Write out the material below again, unchanged.

# START OF Input

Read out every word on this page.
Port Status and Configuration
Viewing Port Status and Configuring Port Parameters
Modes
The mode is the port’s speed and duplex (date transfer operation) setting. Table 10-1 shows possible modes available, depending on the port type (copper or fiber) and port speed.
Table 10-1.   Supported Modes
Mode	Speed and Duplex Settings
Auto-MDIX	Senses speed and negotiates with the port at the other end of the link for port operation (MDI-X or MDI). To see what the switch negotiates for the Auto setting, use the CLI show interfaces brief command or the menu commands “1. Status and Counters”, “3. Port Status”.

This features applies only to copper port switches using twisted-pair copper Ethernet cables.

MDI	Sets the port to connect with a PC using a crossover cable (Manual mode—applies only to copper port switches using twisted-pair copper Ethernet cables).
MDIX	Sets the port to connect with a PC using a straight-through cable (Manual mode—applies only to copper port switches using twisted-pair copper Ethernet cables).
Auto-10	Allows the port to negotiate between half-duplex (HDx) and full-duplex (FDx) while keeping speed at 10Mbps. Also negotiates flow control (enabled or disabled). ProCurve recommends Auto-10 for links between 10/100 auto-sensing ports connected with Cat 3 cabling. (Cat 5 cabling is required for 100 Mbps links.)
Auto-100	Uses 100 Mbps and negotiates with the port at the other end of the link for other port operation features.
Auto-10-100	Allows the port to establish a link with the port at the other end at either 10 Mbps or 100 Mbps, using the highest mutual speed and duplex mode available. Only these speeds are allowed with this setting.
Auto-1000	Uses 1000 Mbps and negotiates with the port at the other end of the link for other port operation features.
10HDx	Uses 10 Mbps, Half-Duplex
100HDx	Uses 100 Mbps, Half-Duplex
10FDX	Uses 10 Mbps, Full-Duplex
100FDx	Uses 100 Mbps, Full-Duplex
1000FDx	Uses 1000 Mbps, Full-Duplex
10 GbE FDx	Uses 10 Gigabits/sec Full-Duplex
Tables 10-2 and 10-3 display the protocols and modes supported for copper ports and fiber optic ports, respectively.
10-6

# END OF Input

_The reply_:
Read out every word on this page.
Port Status and Configuration
Viewing Port Status and Configuring Port Parameters
Modes
The mode is the port’s speed and duplex (date transfer operation) setting. Table 10-1 shows possible modes available, depending on the port type (copper or fiber) and port speed.
Table 10-1.   Supported Modes
Mode	Speed and Duplex Settings
Auto-MDIX	Senses speed and negotiates with the port at the other end of the link for port operation (MDI-X or MDI). To see what the switch negotiates for the Auto setting, use the CLI show interfaces brief command or the menu commands “1. Status and Counters”, “3. Port Status”.

This features applies only to copper port switches using twisted-pair copper Ethernet cables.

MDI	Sets the port to connect with a PC using a crossover cable (Manual mode—applies only to copper port switches using twisted-pair copper Ethernet cables).
MDIX	Sets the port to connect with a PC using a straight-through cable (Manual mode—applies only to copper port switches using twisted-pair copper Ethernet cables).
Auto-10	Allows the port to negotiate between half-duplex (HDx) and full-duplex (FDx) while keeping speed at 10Mbps. Also negotiates flow control (enabled or disabled). ProCurve recommends Auto-10 for links between 10/100 auto-sensing ports connected with Cat 3 cabling. (Cat 5 cabling is required for 100 Mbps links.)
Auto-100	Uses 100 Mbps and negotiates with the port at the other end of the link for other port operation features.
Auto-10-100	Allows the port to establish a link with the port at the other end at either 10 Mbps or 100 Mbps, using the highest mutual speed and duplex mode available. Only these speeds are allowed with this setting.
Auto-1000	Uses 1000 Mbps and negotiates with the port at the other end of the link for other port operation features.
10HDx	Uses 10 Mbps, Half-Duplex
100HDx	Uses 100 Mbps, Half-Duplex
10FDX	Uses 10 Mbps, Full-Duplex
100FDx	Uses 100 Mbps, Full-Duplex
1000FDx	Uses 1000 Mbps, Full-Duplex
10 GbE FDx	Uses 10 Gigabits/sec Full-Duplex
Tables 10-2 and 10-3 display the protocols and modes supported for copper ports and fiber optic ports, respectively.
10-6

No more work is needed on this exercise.